Extract the complete listing and repeat it word for word.
— BEGIN DATASET EXCERPTS —
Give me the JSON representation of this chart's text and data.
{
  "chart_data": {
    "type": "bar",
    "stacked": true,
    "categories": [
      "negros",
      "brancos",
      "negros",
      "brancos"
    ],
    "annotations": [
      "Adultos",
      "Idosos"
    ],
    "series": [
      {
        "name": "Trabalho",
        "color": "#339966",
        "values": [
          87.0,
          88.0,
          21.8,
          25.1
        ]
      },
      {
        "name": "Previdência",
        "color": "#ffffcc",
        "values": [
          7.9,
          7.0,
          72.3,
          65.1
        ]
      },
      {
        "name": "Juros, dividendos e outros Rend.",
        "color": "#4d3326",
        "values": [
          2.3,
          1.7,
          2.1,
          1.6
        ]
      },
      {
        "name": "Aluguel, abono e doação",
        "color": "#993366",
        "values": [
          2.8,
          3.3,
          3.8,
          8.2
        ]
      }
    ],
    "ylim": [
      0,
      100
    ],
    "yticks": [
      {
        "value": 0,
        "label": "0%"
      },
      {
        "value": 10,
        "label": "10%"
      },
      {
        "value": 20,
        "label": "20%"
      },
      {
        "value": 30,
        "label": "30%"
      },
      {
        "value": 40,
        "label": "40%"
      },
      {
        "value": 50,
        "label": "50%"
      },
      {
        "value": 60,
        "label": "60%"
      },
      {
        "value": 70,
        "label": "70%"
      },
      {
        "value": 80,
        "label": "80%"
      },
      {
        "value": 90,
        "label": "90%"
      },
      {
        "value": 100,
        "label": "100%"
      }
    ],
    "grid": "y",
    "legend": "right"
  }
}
— END DATASET EXCERPTS —
WORKED ANSWER:
Give me the JSON representation of this chart's text and data.
{
  "chart_data": {
    "type": "bar",
    "stacked": true,
    "categories": [
      "negros",
      "brancos",
      "negros",
      "brancos"
    ],
    "annotations": [
      "Adultos",
      "Idosos"
    ],
    "series": [
      {
        "name": "Trabalho",
        "color": "#339966",
        "values": [
          87.0,
          88.0,
          21.8,
          25.1
        ]
      },
      {
        "name": "Previdência",
        "color": "#ffffcc",
        "values": [
          7.9,
          7.0,
          72.3,
          65.1
        ]
      },
      {
        "name": "Juros, dividendos e outros Rend.",
        "color": "#4d3326",
        "values": [
          2.3,
          1.7,
          2.1,
          1.6
        ]
      },
      {
        "name": "Aluguel, abono e doação",
        "color": "#993366",
        "values": [
          2.8,
          3.3,
          3.8,
          8.2
        ]
      }
    ],
    "ylim": [
      0,
      100
    ],
    "yticks": [
      {
        "value": 0,
        "label": "0%"
      },
      {
        "value": 10,
        "label": "10%"
      },
      {
        "value": 20,
        "label": "20%"
      },
      {
        "value": 30,
        "label": "30%"
      },
      {
        "value": 40,
        "label": "40%"
      },
      {
        "value": 50,
        "label": "50%"
      },
      {
        "value": 60,
        "label": "60%"
      },
      {
        "value": 70,
        "label": "70%"
      },
      {
        "value": 80,
        "label": "80%"
      },
      {
        "value": 90,
        "label": "90%"
      },
      {
        "value": 100,
        "label": "100%"
      }
    ],
    "grid": "y",
    "legend": "right"
  }
}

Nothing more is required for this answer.